Short interest on the S&P 500 Index is finally on the rise as short interest for the period ended in mid-February showed a 4.6% rise in bets against stocks. This is the largest percentage increase in short selling that the S&P 500 has seen in aggregate in more than a year.
The increase eases some concern that the market was getting too optimistic for its own good, thus setting itself up for a classic crowded market correction. While a correction of this sort is still on the table (and quite frankly would be healthy for stocks at this point), rising short interest often represents a Wall of Worry that stocks can use to climb higher.
Our database models filtered through more than 7,000 stocks to identify 50 that are currently maintaining bullish trends while seeing increases in already relatively high short interest. These short squeeze stocks represent the current short squeeze candidates and should be eyed as stocks that are likely to outperform the market.

■ ■ ■

◆ WORK ORDER 1: In the short interest article, by what percentage did short interest on the S&P 500 rise for the period ended in mid-February?
◆ WORK ORDER 2: Please pick up the short interest article after its final sentence and keep writing it.

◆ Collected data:
■ ■ ■

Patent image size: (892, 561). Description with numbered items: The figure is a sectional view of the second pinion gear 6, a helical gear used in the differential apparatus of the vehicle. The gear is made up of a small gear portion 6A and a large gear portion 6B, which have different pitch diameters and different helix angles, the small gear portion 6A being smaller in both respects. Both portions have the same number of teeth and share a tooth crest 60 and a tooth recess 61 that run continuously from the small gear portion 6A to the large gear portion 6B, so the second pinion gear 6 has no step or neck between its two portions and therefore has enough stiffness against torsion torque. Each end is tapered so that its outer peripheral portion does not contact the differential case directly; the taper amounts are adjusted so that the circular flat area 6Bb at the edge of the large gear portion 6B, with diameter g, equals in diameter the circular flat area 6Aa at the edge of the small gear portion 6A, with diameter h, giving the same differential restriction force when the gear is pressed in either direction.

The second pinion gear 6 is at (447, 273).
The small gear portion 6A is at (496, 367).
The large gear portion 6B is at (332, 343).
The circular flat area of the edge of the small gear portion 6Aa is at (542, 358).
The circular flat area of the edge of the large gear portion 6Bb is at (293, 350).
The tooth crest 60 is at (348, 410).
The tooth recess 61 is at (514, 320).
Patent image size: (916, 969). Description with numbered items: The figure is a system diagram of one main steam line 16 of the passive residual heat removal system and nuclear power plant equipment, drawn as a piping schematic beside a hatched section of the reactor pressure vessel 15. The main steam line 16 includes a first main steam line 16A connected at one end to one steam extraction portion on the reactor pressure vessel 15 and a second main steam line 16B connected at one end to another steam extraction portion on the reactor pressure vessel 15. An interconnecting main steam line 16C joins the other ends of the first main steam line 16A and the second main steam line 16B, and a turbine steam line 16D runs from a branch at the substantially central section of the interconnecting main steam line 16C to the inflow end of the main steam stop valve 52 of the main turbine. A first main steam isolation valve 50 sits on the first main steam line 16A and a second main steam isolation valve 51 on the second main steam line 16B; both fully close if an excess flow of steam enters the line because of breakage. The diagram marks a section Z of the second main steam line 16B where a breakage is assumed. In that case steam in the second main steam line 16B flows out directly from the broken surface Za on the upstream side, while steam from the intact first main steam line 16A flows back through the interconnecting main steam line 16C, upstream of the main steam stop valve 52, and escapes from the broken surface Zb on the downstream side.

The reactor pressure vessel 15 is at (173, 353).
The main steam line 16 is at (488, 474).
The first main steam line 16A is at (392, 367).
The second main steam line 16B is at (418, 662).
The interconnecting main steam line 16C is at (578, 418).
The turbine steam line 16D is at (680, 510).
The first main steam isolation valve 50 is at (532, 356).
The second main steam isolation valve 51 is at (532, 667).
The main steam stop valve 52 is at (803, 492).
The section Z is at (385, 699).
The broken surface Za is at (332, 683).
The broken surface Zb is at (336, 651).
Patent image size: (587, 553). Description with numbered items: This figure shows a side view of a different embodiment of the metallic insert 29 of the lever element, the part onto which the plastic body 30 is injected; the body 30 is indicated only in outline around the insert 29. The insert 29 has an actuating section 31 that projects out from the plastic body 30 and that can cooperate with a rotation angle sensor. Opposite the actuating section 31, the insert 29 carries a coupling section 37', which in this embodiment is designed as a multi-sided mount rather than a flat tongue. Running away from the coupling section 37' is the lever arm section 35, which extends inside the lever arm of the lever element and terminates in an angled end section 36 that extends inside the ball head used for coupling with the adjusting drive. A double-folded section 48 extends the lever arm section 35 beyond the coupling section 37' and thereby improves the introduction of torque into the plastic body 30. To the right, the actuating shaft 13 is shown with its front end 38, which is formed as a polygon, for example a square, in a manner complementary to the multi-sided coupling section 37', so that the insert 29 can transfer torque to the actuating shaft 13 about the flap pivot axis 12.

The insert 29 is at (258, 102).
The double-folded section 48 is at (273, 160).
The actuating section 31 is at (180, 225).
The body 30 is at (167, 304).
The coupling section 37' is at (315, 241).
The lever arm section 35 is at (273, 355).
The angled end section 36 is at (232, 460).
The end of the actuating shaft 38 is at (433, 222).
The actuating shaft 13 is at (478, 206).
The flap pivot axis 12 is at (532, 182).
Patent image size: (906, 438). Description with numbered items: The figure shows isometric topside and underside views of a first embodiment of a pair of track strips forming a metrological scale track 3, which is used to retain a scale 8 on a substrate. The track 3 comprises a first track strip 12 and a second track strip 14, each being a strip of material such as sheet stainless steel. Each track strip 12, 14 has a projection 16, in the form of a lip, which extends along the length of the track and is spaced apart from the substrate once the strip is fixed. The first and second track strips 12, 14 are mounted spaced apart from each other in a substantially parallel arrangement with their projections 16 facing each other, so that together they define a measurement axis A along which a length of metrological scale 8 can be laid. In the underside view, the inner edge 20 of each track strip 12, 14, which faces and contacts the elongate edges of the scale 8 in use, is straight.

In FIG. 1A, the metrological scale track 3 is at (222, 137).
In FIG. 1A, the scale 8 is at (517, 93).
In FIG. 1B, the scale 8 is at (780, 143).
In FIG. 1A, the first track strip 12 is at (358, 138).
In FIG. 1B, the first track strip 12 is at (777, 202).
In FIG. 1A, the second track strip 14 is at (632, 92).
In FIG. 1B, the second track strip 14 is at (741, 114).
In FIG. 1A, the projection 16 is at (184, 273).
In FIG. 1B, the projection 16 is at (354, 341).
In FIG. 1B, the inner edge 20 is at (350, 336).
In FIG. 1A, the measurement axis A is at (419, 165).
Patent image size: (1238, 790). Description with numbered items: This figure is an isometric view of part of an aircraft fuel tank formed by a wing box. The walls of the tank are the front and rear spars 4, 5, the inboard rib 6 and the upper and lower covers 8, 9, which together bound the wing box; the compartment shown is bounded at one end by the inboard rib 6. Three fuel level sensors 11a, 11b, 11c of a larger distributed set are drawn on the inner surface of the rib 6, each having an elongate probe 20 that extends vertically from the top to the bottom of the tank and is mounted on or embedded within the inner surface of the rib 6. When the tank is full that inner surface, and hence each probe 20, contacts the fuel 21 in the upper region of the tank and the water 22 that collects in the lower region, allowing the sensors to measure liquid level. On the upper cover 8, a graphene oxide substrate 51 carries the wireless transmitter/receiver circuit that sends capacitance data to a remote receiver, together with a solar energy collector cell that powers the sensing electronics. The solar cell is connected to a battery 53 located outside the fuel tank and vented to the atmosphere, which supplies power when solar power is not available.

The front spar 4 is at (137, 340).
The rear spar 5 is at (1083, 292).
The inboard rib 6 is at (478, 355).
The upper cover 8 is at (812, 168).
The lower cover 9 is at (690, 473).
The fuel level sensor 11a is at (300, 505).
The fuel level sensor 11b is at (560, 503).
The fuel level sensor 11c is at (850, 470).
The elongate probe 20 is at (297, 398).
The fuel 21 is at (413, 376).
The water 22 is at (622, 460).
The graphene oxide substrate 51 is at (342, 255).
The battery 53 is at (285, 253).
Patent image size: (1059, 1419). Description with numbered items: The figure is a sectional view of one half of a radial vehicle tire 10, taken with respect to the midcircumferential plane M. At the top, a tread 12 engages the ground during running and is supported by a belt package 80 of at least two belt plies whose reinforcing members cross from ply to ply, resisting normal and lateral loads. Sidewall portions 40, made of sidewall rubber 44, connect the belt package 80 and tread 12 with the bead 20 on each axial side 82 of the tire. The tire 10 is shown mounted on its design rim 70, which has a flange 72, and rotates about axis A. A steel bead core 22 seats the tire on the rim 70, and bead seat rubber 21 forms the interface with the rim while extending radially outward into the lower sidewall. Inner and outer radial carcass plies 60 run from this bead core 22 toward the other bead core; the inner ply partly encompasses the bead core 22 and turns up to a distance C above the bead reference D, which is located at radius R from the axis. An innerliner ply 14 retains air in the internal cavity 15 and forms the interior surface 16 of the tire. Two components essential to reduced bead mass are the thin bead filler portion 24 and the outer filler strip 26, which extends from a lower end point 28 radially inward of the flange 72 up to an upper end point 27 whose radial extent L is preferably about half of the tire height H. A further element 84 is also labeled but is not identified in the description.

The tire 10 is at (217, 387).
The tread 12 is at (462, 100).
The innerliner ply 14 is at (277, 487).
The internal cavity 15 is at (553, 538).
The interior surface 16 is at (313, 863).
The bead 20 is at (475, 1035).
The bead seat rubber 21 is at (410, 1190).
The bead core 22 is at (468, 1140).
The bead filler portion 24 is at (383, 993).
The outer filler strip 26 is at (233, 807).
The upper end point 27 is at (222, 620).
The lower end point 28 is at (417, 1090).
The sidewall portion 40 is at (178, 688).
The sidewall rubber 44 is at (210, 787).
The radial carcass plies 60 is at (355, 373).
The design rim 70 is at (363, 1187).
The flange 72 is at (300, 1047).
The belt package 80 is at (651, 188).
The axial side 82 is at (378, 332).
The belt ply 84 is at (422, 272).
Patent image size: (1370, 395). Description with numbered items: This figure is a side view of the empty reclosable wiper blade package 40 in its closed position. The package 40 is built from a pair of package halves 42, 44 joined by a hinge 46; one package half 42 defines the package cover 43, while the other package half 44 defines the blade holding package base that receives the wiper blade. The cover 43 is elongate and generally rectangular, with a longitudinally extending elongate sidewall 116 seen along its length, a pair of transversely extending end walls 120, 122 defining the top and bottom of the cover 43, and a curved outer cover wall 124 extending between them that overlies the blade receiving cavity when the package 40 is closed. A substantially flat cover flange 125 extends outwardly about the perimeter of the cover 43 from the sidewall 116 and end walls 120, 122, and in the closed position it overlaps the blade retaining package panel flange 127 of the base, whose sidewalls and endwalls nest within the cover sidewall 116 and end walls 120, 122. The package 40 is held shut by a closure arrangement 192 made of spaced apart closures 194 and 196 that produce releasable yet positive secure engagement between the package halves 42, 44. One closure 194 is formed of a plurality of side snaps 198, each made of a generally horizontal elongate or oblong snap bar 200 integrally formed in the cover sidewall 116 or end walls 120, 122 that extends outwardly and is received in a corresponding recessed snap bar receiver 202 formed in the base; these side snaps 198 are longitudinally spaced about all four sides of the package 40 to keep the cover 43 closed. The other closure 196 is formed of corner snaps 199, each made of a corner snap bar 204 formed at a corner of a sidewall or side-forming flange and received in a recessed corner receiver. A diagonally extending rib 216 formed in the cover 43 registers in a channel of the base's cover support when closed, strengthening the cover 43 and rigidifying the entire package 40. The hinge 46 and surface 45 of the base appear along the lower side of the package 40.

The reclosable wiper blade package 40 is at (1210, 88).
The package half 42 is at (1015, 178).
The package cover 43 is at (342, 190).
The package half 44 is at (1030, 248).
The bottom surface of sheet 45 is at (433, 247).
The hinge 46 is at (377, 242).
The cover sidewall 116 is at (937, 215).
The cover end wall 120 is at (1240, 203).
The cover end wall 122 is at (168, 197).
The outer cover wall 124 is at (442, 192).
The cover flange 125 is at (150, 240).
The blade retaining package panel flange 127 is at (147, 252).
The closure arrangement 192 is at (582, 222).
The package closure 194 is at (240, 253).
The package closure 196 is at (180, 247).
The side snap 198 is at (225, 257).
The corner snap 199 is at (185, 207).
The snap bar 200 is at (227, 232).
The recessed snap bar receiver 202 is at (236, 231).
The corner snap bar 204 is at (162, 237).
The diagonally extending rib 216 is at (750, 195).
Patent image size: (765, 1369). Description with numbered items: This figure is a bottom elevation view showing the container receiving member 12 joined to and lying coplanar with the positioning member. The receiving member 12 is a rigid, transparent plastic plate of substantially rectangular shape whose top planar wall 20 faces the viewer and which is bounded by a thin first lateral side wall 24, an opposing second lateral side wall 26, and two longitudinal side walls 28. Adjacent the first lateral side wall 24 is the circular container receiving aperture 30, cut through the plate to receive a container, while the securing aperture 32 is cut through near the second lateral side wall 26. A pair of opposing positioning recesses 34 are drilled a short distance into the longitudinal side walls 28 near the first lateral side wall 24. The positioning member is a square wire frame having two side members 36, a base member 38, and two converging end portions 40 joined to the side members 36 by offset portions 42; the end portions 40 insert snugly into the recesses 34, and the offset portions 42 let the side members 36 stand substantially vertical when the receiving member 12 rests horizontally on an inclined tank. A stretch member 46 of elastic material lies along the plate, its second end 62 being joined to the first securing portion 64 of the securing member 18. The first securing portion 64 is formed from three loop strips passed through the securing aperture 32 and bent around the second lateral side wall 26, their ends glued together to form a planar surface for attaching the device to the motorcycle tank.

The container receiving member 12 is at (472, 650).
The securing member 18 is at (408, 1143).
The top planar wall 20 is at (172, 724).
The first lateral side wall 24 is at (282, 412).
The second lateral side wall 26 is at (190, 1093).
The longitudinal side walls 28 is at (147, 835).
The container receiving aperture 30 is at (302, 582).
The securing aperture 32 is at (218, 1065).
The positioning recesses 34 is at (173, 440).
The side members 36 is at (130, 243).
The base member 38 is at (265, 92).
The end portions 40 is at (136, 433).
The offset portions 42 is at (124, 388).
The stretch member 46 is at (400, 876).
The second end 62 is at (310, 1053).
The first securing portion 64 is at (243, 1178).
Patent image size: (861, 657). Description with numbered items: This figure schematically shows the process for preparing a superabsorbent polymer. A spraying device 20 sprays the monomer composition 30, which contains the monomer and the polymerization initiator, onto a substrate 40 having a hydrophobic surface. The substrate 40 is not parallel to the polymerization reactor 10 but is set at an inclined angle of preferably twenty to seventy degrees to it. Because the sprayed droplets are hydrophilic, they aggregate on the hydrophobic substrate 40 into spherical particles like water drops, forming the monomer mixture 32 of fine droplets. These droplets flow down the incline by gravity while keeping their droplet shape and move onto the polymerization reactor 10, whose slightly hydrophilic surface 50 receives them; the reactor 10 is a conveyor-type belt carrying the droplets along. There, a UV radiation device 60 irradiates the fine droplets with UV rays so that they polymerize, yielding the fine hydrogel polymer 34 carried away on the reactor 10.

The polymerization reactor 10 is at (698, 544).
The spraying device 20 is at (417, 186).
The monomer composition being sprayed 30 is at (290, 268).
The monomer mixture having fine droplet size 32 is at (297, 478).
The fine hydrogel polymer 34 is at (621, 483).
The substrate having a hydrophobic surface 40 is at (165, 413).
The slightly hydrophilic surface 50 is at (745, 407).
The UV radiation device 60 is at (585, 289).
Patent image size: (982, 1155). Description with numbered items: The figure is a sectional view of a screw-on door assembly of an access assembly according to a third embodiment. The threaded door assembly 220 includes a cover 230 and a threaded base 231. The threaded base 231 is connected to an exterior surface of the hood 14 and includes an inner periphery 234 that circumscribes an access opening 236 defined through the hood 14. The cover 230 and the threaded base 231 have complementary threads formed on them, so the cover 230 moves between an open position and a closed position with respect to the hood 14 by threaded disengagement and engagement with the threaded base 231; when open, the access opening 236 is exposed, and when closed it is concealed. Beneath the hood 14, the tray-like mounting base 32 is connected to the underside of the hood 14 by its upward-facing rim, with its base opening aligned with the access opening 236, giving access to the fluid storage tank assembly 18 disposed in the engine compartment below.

■ ■ ■

◆ EXERCISE RESPONSE 1: 4.6%

◆ EXERCISE RESPONSE 2:
The table above displays the top ten candidates from this list based on their strong technical performance and recent short interest activity. Of this list, we’ve the following three stocks are some of the most promising short squeeze candidates.
Short Squeeze Stocks to Buy: VeriFone Systems Inc (PAY)
VeriFone Systems Inc’s (NYSE:PAY) short interest has gone through the roof as traders are betting heavily against the stock. The current ratio represents the highest reading of this indicator in the last two year.
The surge in PAY’s short interest ratio is accompanied by a technical turnaround as shares of VeriFone are now trading above their three major trendlines. Recently, the 50-day moving average completed a cross above the stock’s 200-day moving average, forming a Golden Cross. This pattern is widely recognized as a bullish signal for the underlying stock.
VeriFone shares are coming off an overbought reading after a positive earnings reaction. This leaves room for PAY stock to make its next move higher towards a break above $21.50, which has been a historic sticking point for the stock.
Consider $21.50 as a potential trigger for a short squeeze rally that could send shares towards $24.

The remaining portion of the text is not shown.